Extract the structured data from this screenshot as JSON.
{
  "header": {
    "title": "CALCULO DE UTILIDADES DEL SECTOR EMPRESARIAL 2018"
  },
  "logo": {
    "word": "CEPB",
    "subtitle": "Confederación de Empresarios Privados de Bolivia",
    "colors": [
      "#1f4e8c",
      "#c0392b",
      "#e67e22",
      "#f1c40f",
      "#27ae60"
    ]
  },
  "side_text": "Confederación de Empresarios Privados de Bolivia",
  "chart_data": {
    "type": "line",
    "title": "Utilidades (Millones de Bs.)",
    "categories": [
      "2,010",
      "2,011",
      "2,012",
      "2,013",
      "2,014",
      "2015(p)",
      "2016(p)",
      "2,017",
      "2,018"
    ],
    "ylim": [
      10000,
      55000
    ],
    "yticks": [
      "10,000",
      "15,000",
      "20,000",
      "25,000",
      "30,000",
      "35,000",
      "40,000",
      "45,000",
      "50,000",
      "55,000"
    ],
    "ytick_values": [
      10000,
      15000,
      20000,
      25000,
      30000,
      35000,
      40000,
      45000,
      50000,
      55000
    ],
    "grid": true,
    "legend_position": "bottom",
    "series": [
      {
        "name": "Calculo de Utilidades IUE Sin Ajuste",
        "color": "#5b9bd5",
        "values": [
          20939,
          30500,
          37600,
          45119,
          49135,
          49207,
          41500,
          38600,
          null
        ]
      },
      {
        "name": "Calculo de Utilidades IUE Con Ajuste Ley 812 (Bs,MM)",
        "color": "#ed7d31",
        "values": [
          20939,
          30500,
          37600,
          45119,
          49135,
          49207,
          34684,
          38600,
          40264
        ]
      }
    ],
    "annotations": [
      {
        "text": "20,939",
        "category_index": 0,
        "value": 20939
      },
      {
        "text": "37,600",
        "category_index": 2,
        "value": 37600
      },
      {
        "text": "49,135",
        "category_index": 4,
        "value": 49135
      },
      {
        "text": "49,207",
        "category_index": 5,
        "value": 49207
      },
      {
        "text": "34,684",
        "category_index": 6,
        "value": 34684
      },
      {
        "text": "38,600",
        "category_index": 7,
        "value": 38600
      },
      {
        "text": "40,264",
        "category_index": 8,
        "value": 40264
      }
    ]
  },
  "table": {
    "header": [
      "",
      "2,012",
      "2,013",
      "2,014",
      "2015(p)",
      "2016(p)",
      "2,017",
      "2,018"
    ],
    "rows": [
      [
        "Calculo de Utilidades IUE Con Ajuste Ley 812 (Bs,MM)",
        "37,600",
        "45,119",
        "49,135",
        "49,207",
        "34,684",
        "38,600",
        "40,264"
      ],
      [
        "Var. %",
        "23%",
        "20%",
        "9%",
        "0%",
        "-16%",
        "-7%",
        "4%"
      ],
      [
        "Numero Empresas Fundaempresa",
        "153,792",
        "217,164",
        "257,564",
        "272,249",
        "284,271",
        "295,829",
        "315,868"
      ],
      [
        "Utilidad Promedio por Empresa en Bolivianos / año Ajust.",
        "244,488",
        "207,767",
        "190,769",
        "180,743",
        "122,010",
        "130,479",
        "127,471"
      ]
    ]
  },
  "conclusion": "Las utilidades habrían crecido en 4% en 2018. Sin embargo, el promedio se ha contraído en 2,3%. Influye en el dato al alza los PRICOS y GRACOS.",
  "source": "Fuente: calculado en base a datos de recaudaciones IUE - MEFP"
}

************

Retype the records that precede this task, keeping them exactly the same.

Extract the structured data from this screenshot as JSON.
{
  "header": {
    "title": "CALCULO DE UTILIDADES DEL SECTOR EMPRESARIAL 2018"
  },
  "logo": {
    "word": "CEPB",
    "subtitle": "Confederación de Empresarios Privados de Bolivia",
    "colors": [
      "#1f4e8c",
      "#c0392b",
      "#e67e22",
      "#f1c40f",
      "#27ae60"
    ]
  },
  "side_text": "Confederación de Empresarios Privados de Bolivia",
  "chart_data": {
    "type": "line",
    "title": "Utilidades (Millones de Bs.)",
    "categories": [
      "2,010",
      "2,011",
      "2,012",
      "2,013",
      "2,014",
      "2015(p)",
      "2016(p)",
      "2,017",
      "2,018"
    ],
    "ylim": [
      10000,
      55000
    ],
    "yticks": [
      "10,000",
      "15,000",
      "20,000",
      "25,000",
      "30,000",
      "35,000",
      "40,000",
      "45,000",
      "50,000",
      "55,000"
    ],
    "ytick_values": [
      10000,
      15000,
      20000,
      25000,
      30000,
      35000,
      40000,
      45000,
      50000,
      55000
    ],
    "grid": true,
    "legend_position": "bottom",
    "series": [
      {
        "name": "Calculo de Utilidades IUE Sin Ajuste",
        "color": "#5b9bd5",
        "values": [
          20939,
          30500,
          37600,
          45119,
          49135,
          49207,
          41500,
          38600,
          null
        ]
      },
      {
        "name": "Calculo de Utilidades IUE Con Ajuste Ley 812 (Bs,MM)",
        "color": "#ed7d31",
        "values": [
          20939,
          30500,
          37600,
          45119,
          49135,
          49207,
          34684,
          38600,
          40264
        ]
      }
    ],
    "annotations": [
      {
        "text": "20,939",
        "category_index": 0,
        "value": 20939
      },
      {
        "text": "37,600",
        "category_index": 2,
        "value": 37600
      },
      {
        "text": "49,135",
        "category_index": 4,
        "value": 49135
      },
      {
        "text": "49,207",
        "category_index": 5,
        "value": 49207
      },
      {
        "text": "34,684",
        "category_index": 6,
        "value": 34684
      },
      {
        "text": "38,600",
        "category_index": 7,
        "value": 38600
      },
      {
        "text": "40,264",
        "category_index": 8,
        "value": 40264
      }
    ]
  },
  "table": {
    "header": [
      "",
      "2,012",
      "2,013",
      "2,014",
      "2015(p)",
      "2016(p)",
      "2,017",
      "2,018"
    ],
    "rows": [
      [
        "Calculo de Utilidades IUE Con Ajuste Ley 812 (Bs,MM)",
        "37,600",
        "45,119",
        "49,135",
        "49,207",
        "34,684",
        "38,600",
        "40,264"
      ],
      [
        "Var. %",
        "23%",
        "20%",
        "9%",
        "0%",
        "-16%",
        "-7%",
        "4%"
      ],
      [
        "Numero Empresas Fundaempresa",
        "153,792",
        "217,164",
        "257,564",
        "272,249",
        "284,271",
        "295,829",
        "315,868"
      ],
      [
        "Utilidad Promedio por Empresa en Bolivianos / año Ajust.",
        "244,488",
        "207,767",
        "190,769",
        "180,743",
        "122,010",
        "130,479",
        "127,471"
      ]
    ]
  },
  "conclusion": "Las utilidades habrían crecido en 4% en 2018. Sin embargo, el promedio se ha contraído en 2,3%. Influye en el dato al alza los PRICOS y GRACOS.",
  "source": "Fuente: calculado en base a datos de recaudaciones IUE - MEFP"
}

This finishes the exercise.